→ Goal
Every line below that contains "backup" is to be copied.

[Stored items]
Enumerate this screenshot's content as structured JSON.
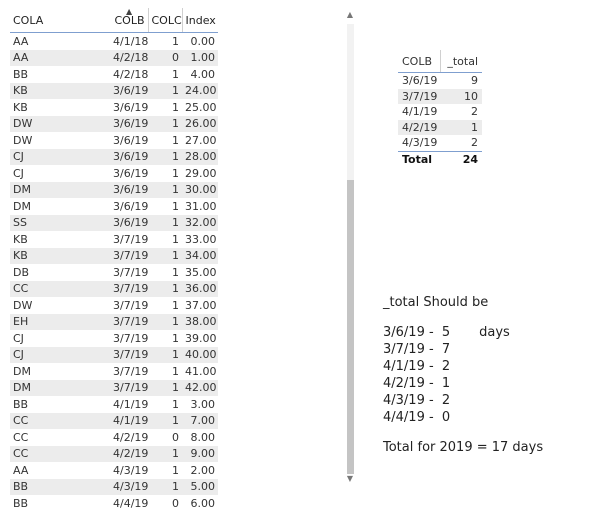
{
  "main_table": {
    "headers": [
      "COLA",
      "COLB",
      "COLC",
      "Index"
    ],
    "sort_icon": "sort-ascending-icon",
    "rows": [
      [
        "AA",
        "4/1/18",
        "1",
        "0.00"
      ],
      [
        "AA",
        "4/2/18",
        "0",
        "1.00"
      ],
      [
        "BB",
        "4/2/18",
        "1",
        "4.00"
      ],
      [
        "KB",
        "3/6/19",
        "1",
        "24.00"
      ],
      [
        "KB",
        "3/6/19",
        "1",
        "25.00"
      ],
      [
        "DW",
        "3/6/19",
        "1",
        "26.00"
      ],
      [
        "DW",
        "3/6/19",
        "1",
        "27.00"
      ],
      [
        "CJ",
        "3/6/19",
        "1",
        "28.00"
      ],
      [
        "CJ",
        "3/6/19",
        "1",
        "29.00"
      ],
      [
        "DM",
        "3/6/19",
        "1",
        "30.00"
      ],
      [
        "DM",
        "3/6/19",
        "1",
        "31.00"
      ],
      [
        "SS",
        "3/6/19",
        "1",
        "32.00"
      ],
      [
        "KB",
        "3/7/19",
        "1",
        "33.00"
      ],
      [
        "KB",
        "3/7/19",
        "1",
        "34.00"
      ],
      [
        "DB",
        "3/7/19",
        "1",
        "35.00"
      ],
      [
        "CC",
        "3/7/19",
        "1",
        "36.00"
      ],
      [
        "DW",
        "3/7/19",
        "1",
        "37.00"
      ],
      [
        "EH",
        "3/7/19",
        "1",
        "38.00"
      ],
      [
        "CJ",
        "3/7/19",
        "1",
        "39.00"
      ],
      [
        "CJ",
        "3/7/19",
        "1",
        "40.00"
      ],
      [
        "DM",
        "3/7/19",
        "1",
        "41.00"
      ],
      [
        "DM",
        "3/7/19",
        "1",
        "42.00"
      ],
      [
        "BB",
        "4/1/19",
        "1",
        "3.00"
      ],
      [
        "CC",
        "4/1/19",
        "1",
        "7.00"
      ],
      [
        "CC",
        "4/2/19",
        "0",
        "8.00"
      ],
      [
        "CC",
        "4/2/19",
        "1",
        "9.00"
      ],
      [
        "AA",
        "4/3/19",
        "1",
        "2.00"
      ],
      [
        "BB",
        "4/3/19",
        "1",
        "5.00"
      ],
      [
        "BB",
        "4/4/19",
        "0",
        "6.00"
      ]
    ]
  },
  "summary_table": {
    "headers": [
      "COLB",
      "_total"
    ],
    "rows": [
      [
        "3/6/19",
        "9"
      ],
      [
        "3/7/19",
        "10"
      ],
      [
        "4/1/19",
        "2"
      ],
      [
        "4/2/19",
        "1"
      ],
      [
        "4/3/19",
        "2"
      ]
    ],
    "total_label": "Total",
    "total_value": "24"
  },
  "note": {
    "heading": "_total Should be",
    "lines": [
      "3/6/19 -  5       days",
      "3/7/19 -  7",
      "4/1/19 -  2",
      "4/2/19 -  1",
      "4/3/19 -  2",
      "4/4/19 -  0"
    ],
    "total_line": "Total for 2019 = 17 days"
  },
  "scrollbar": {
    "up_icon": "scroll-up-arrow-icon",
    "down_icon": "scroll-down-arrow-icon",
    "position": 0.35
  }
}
---
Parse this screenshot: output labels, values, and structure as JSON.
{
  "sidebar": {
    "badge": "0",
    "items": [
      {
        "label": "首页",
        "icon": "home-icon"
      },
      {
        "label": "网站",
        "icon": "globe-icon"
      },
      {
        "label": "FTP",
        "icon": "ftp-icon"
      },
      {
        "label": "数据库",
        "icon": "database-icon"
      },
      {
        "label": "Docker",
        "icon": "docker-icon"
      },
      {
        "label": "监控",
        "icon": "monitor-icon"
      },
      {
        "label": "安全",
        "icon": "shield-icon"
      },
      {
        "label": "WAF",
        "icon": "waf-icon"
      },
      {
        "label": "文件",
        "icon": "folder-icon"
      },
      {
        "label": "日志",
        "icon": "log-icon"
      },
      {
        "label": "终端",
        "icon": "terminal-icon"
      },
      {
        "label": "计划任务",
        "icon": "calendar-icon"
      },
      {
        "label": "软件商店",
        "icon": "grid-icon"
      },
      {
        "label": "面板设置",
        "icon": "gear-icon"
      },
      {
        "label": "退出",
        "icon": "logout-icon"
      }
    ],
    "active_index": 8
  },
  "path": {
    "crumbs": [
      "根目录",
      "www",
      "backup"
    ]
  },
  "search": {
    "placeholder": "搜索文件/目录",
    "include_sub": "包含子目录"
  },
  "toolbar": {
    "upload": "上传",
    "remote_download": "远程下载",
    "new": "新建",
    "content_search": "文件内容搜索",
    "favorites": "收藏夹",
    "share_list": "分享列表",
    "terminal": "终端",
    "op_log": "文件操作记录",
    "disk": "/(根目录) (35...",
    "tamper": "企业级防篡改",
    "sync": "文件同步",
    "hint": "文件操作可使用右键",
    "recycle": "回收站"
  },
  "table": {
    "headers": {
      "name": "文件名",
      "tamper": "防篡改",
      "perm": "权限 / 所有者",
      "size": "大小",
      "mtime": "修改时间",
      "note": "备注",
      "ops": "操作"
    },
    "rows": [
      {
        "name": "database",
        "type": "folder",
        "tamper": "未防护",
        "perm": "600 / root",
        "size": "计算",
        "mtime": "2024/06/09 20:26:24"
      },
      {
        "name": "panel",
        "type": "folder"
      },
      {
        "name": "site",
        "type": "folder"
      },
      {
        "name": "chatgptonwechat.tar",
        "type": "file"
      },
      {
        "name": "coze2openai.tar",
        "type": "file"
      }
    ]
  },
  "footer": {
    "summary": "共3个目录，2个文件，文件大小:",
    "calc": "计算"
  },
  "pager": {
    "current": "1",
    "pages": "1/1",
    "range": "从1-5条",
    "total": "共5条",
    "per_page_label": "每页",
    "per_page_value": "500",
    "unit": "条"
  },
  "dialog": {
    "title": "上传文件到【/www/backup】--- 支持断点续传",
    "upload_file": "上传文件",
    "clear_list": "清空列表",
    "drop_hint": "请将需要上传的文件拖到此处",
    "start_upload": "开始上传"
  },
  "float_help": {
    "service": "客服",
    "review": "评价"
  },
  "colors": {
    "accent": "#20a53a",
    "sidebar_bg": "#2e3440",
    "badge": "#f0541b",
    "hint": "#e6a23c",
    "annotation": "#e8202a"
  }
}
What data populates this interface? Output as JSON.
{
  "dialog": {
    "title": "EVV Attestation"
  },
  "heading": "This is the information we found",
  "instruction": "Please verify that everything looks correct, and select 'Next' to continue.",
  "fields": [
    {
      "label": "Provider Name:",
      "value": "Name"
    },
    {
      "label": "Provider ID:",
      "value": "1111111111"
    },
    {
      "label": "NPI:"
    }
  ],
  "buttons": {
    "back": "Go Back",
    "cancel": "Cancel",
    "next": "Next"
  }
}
* * *
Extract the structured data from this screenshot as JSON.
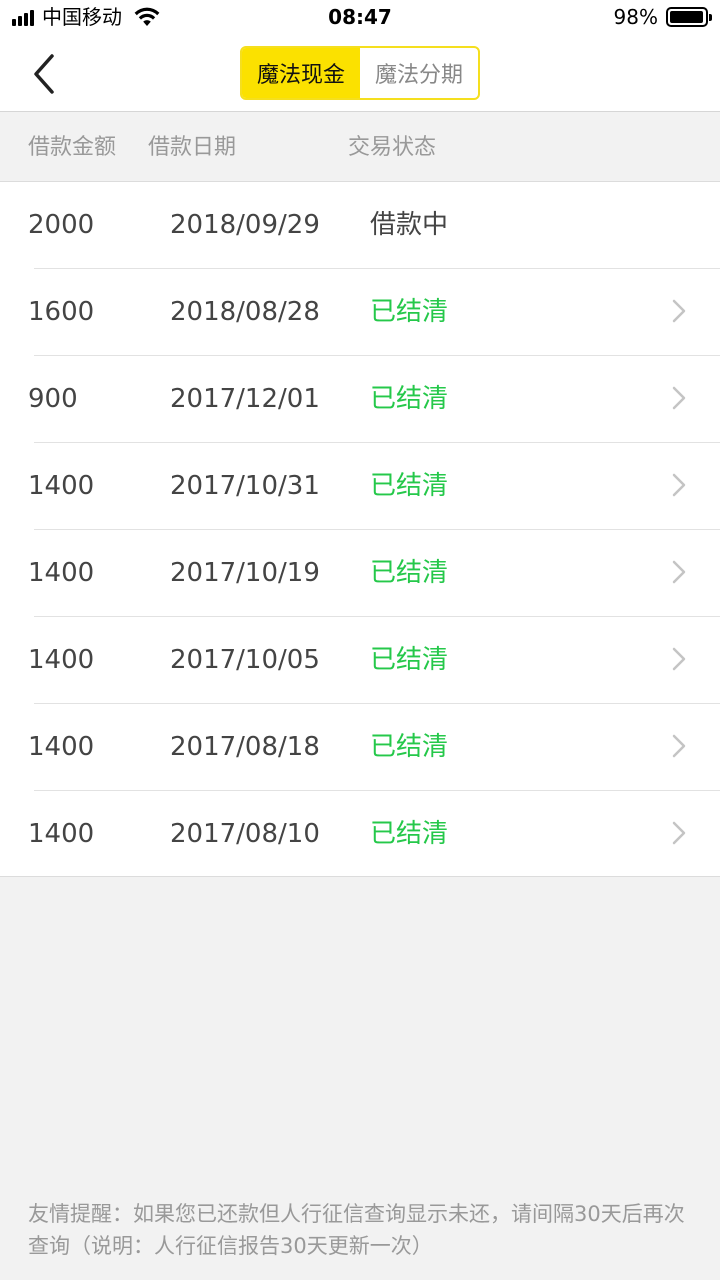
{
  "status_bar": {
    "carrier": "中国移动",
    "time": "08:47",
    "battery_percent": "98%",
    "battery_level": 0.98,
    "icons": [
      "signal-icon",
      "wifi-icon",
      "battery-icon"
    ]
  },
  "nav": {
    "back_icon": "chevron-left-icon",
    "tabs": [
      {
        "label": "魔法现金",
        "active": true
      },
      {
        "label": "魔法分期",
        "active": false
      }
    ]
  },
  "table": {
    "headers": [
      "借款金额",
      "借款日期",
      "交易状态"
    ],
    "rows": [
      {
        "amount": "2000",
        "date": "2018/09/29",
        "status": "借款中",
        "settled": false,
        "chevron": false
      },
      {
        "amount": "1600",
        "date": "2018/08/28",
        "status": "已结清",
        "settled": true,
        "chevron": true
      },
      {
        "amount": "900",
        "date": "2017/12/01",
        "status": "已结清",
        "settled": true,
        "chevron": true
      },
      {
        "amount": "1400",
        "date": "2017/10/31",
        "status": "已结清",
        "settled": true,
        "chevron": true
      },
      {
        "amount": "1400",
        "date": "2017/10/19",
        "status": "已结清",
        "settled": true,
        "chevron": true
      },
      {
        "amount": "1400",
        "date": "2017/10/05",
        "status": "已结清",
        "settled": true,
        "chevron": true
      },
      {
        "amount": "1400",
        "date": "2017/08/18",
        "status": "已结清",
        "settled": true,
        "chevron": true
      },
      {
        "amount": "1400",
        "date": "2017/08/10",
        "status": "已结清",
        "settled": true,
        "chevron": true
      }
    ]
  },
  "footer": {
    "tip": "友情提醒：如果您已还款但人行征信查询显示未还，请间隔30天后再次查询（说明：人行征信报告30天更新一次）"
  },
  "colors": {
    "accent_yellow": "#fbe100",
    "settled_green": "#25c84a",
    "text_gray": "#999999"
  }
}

→ Correct answer
      "backup"
    "title": "上传文件到【/www/backup】--- 支持断点续传",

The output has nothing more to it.